(Records about charts and figures)
______________________________
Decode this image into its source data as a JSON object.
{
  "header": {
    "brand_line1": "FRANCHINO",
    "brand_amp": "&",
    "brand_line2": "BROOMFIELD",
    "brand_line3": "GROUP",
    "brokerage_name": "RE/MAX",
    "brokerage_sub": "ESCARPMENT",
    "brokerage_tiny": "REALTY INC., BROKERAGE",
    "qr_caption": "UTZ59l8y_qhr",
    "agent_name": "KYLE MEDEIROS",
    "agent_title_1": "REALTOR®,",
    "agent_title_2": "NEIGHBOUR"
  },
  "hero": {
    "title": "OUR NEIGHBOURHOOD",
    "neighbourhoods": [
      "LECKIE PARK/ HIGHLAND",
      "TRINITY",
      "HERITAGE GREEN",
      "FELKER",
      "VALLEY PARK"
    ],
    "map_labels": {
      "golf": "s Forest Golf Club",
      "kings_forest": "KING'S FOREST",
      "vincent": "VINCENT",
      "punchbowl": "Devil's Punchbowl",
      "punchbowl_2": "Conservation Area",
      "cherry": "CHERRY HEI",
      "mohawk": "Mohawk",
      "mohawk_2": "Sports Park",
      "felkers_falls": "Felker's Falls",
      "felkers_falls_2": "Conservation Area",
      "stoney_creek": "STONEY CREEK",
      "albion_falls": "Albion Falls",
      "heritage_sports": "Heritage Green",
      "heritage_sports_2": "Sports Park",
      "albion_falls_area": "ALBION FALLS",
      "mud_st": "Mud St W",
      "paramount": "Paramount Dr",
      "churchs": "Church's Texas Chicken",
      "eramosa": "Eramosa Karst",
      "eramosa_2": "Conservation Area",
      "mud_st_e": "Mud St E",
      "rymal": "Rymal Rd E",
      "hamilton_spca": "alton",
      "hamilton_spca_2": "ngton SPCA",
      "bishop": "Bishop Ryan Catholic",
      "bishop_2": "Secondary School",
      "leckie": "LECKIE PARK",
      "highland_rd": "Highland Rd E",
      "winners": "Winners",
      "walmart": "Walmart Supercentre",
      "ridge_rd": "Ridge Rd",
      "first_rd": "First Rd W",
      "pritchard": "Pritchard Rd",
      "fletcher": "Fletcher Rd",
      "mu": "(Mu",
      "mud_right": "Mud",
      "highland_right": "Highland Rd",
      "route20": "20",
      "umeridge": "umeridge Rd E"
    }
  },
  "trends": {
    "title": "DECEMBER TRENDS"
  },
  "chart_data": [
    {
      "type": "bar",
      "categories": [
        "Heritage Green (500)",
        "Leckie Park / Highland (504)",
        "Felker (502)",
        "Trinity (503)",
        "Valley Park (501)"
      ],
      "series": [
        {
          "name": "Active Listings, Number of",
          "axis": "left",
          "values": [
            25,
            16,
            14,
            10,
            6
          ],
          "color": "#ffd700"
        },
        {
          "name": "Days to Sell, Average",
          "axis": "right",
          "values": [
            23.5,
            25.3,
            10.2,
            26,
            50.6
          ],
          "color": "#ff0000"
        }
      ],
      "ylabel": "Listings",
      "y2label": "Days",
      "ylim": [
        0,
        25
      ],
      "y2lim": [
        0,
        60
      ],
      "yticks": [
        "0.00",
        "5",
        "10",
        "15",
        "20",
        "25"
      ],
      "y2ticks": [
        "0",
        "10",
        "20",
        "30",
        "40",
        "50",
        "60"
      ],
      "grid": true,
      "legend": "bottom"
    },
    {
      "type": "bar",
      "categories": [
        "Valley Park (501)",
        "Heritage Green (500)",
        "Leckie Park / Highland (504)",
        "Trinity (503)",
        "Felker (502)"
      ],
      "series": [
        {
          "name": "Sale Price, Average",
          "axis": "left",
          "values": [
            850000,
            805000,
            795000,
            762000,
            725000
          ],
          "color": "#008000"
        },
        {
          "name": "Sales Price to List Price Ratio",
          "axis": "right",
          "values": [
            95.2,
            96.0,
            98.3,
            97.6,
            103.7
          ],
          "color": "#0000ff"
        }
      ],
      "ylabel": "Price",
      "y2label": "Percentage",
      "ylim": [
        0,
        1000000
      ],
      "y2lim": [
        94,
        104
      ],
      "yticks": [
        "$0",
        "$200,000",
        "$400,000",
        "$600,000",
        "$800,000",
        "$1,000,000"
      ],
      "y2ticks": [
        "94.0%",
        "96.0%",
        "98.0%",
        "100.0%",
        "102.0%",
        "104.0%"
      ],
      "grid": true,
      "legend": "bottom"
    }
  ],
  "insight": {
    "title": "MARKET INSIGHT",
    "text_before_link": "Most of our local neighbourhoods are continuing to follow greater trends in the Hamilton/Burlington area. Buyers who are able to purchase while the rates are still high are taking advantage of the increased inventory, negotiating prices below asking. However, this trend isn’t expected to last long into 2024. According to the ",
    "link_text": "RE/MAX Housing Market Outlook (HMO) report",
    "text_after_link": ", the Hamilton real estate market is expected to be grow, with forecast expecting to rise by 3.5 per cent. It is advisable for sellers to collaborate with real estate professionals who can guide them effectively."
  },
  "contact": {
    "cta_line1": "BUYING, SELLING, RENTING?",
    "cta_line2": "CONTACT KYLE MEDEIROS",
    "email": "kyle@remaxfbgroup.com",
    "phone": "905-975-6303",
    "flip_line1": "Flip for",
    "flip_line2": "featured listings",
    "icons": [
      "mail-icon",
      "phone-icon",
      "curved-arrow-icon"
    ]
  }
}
______________________________
*Requirement*.
In the records shown above, how many lines include the word "into"? Answer with the number only.

*Output of the exercise*.
2